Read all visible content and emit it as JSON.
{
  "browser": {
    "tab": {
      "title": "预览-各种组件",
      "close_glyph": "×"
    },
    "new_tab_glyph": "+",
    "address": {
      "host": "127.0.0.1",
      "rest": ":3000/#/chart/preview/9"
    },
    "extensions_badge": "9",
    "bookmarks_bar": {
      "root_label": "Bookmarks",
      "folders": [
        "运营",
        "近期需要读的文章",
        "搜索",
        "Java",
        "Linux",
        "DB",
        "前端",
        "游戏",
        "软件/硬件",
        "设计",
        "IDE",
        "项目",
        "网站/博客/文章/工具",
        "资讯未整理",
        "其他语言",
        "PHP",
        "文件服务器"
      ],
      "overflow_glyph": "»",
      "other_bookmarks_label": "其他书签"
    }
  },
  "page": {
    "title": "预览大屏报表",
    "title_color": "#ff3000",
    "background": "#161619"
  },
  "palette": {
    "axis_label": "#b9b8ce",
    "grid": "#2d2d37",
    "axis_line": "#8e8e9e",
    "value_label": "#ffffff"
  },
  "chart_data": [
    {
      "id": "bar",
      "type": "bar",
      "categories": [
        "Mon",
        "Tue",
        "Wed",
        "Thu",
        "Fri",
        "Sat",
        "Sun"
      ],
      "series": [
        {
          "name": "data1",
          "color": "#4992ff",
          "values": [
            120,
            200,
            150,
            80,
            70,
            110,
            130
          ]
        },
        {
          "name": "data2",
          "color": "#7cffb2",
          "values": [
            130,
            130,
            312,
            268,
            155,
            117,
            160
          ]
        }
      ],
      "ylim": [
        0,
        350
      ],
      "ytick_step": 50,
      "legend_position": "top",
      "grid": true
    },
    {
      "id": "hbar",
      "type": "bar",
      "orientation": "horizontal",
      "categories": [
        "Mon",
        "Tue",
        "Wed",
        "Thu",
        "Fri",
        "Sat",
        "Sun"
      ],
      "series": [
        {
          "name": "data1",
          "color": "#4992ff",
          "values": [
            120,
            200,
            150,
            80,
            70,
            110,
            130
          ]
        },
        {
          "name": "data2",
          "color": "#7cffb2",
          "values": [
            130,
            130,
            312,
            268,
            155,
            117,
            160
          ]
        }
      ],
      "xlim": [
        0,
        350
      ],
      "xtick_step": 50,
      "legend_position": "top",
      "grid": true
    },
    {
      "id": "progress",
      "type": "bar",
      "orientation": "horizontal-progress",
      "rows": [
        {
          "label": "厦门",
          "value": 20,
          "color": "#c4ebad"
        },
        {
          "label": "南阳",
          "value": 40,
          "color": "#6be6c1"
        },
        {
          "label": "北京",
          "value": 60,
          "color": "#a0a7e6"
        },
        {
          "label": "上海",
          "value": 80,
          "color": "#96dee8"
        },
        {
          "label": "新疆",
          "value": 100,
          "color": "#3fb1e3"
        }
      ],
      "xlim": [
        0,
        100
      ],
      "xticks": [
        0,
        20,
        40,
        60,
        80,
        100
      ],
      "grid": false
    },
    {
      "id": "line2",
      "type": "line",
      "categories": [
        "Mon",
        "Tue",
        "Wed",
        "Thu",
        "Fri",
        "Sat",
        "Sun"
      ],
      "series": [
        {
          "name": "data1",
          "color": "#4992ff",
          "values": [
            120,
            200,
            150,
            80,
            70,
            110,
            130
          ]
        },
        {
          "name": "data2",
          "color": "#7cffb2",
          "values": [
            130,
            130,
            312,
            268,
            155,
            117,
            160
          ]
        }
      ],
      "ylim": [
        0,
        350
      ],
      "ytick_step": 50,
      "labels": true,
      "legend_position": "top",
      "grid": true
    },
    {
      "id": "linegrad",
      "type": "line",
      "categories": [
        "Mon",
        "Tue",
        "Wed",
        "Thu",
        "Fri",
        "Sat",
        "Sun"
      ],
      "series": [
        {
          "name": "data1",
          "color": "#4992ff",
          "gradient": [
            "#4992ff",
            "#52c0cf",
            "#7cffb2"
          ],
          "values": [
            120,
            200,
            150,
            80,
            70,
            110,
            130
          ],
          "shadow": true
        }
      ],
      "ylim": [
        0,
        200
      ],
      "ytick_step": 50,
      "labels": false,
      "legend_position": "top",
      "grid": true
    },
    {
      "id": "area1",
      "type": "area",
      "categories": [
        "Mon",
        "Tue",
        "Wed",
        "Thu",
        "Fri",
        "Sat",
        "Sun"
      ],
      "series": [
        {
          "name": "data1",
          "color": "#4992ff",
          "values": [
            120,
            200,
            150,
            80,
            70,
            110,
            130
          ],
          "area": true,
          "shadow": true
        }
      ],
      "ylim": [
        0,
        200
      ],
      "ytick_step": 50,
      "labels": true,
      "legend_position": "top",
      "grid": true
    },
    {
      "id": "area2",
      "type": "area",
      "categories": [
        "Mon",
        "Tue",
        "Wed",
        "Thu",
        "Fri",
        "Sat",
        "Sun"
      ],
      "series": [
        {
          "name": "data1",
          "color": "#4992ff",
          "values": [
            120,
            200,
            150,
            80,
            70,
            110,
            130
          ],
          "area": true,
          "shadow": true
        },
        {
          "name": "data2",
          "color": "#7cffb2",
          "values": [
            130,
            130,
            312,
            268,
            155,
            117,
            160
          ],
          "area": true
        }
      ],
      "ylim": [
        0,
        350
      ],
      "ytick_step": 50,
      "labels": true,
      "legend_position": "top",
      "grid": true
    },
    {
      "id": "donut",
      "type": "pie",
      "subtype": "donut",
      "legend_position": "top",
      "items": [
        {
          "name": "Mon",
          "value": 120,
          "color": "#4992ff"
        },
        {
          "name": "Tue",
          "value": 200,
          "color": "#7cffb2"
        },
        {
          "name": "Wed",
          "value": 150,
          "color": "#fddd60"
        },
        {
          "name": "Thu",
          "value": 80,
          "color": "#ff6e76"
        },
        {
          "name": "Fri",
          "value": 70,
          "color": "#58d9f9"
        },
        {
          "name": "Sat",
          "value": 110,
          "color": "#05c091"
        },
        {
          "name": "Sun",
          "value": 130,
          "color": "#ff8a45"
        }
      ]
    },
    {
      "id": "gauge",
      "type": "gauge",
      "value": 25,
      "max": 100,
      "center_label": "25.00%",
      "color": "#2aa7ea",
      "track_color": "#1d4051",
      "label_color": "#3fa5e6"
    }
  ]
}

◆ What the exercise asks ◆
Quote every line of the data, word for word.

◆ Result of the task ◆
Read all visible content and emit it as JSON.
{
  "browser": {
    "tab": {
      "title": "预览-各种组件",
      "close_glyph": "×"
    },
    "new_tab_glyph": "+",
    "address": {
      "host": "127.0.0.1",
      "rest": ":3000/#/chart/preview/9"
    },
    "extensions_badge": "9",
    "bookmarks_bar": {
      "root_label": "Bookmarks",
      "folders": [
        "运营",
        "近期需要读的文章",
        "搜索",
        "Java",
        "Linux",
        "DB",
        "前端",
        "游戏",
        "软件/硬件",
        "设计",
        "IDE",
        "项目",
        "网站/博客/文章/工具",
        "资讯未整理",
        "其他语言",
        "PHP",
        "文件服务器"
      ],
      "overflow_glyph": "»",
      "other_bookmarks_label": "其他书签"
    }
  },
  "page": {
    "title": "预览大屏报表",
    "title_color": "#ff3000",
    "background": "#161619"
  },
  "palette": {
    "axis_label": "#b9b8ce",
    "grid": "#2d2d37",
    "axis_line": "#8e8e9e",
    "value_label": "#ffffff"
  },
  "chart_data": [
    {
      "id": "bar",
      "type": "bar",
      "categories": [
        "Mon",
        "Tue",
        "Wed",
        "Thu",
        "Fri",
        "Sat",
        "Sun"
      ],
      "series": [
        {
          "name": "data1",
          "color": "#4992ff",
          "values": [
            120,
            200,
            150,
            80,
            70,
            110,
            130
          ]
        },
        {
          "name": "data2",
          "color": "#7cffb2",
          "values": [
            130,
            130,
            312,
            268,
            155,
            117,
            160
          ]
        }
      ],
      "ylim": [
        0,
        350
      ],
      "ytick_step": 50,
      "legend_position": "top",
      "grid": true
    },
    {
      "id": "hbar",
      "type": "bar",
      "orientation": "horizontal",
      "categories": [
        "Mon",
        "Tue",
        "Wed",
        "Thu",
        "Fri",
        "Sat",
        "Sun"
      ],
      "series": [
        {
          "name": "data1",
          "color": "#4992ff",
          "values": [
            120,
            200,
            150,
            80,
            70,
            110,
            130
          ]
        },
        {
          "name": "data2",
          "color": "#7cffb2",
          "values": [
            130,
            130,
            312,
            268,
            155,
            117,
            160
          ]
        }
      ],
      "xlim": [
        0,
        350
      ],
      "xtick_step": 50,
      "legend_position": "top",
      "grid": true
    },
    {
      "id": "progress",
      "type": "bar",
      "orientation": "horizontal-progress",
      "rows": [
        {
          "label": "厦门",
          "value": 20,
          "color": "#c4ebad"
        },
        {
          "label": "南阳",
          "value": 40,
          "color": "#6be6c1"
        },
        {
          "label": "北京",
          "value": 60,
          "color": "#a0a7e6"
        },
        {
          "label": "上海",
          "value": 80,
          "color": "#96dee8"
        },
        {
          "label": "新疆",
          "value": 100,
          "color": "#3fb1e3"
        }
      ],
      "xlim": [
        0,
        100
      ],
      "xticks": [
        0,
        20,
        40,
        60,
        80,
        100
      ],
      "grid": false
    },
    {
      "id": "line2",
      "type": "line",
      "categories": [
        "Mon",
        "Tue",
        "Wed",
        "Thu",
        "Fri",
        "Sat",
        "Sun"
      ],
      "series": [
        {
          "name": "data1",
          "color": "#4992ff",
          "values": [
            120,
            200,
            150,
            80,
            70,
            110,
            130
          ]
        },
        {
          "name": "data2",
          "color": "#7cffb2",
          "values": [
            130,
            130,
            312,
            268,
            155,
            117,
            160
          ]
        }
      ],
      "ylim": [
        0,
        350
      ],
      "ytick_step": 50,
      "labels": true,
      "legend_position": "top",
      "grid": true
    },
    {
      "id": "linegrad",
      "type": "line",
      "categories": [
        "Mon",
        "Tue",
        "Wed",
        "Thu",
        "Fri",
        "Sat",
        "Sun"
      ],
      "series": [
        {
          "name": "data1",
          "color": "#4992ff",
          "gradient": [
            "#4992ff",
            "#52c0cf",
            "#7cffb2"
          ],
          "values": [
            120,
            200,
            150,
            80,
            70,
            110,
            130
          ],
          "shadow": true
        }
      ],
      "ylim": [
        0,
        200
      ],
      "ytick_step": 50,
      "labels": false,
      "legend_position": "top",
      "grid": true
    },
    {
      "id": "area1",
      "type": "area",
      "categories": [
        "Mon",
        "Tue",
        "Wed",
        "Thu",
        "Fri",
        "Sat",
        "Sun"
      ],
      "series": [
        {
          "name": "data1",
          "color": "#4992ff",
          "values": [
            120,
            200,
            150,
            80,
            70,
            110,
            130
          ],
          "area": true,
          "shadow": true
        }
      ],
      "ylim": [
        0,
        200
      ],
      "ytick_step": 50,
      "labels": true,
      "legend_position": "top",
      "grid": true
    },
    {
      "id": "area2",
      "type": "area",
      "categories": [
        "Mon",
        "Tue",
        "Wed",
        "Thu",
        "Fri",
        "Sat",
        "Sun"
      ],
      "series": [
        {
          "name": "data1",
          "color": "#4992ff",
          "values": [
            120,
            200,
            150,
            80,
            70,
            110,
            130
          ],
          "area": true,
          "shadow": true
        },
        {
          "name": "data2",
          "color": "#7cffb2",
          "values": [
            130,
            130,
            312,
            268,
            155,
            117,
            160
          ],
          "area": true
        }
      ],
      "ylim": [
        0,
        350
      ],
      "ytick_step": 50,
      "labels": true,
      "legend_position": "top",
      "grid": true
    },
    {
      "id": "donut",
      "type": "pie",
      "subtype": "donut",
      "legend_position": "top",
      "items": [
        {
          "name": "Mon",
          "value": 120,
          "color": "#4992ff"
        },
        {
          "name": "Tue",
          "value": 200,
          "color": "#7cffb2"
        },
        {
          "name": "Wed",
          "value": 150,
          "color": "#fddd60"
        },
        {
          "name": "Thu",
          "value": 80,
          "color": "#ff6e76"
        },
        {
          "name": "Fri",
          "value": 70,
          "color": "#58d9f9"
        },
        {
          "name": "Sat",
          "value": 110,
          "color": "#05c091"
        },
        {
          "name": "Sun",
          "value": 130,
          "color": "#ff8a45"
        }
      ]
    },
    {
      "id": "gauge",
      "type": "gauge",
      "value": 25,
      "max": 100,
      "center_label": "25.00%",
      "color": "#2aa7ea",
      "track_color": "#1d4051",
      "label_color": "#3fa5e6"
    }
  ]
}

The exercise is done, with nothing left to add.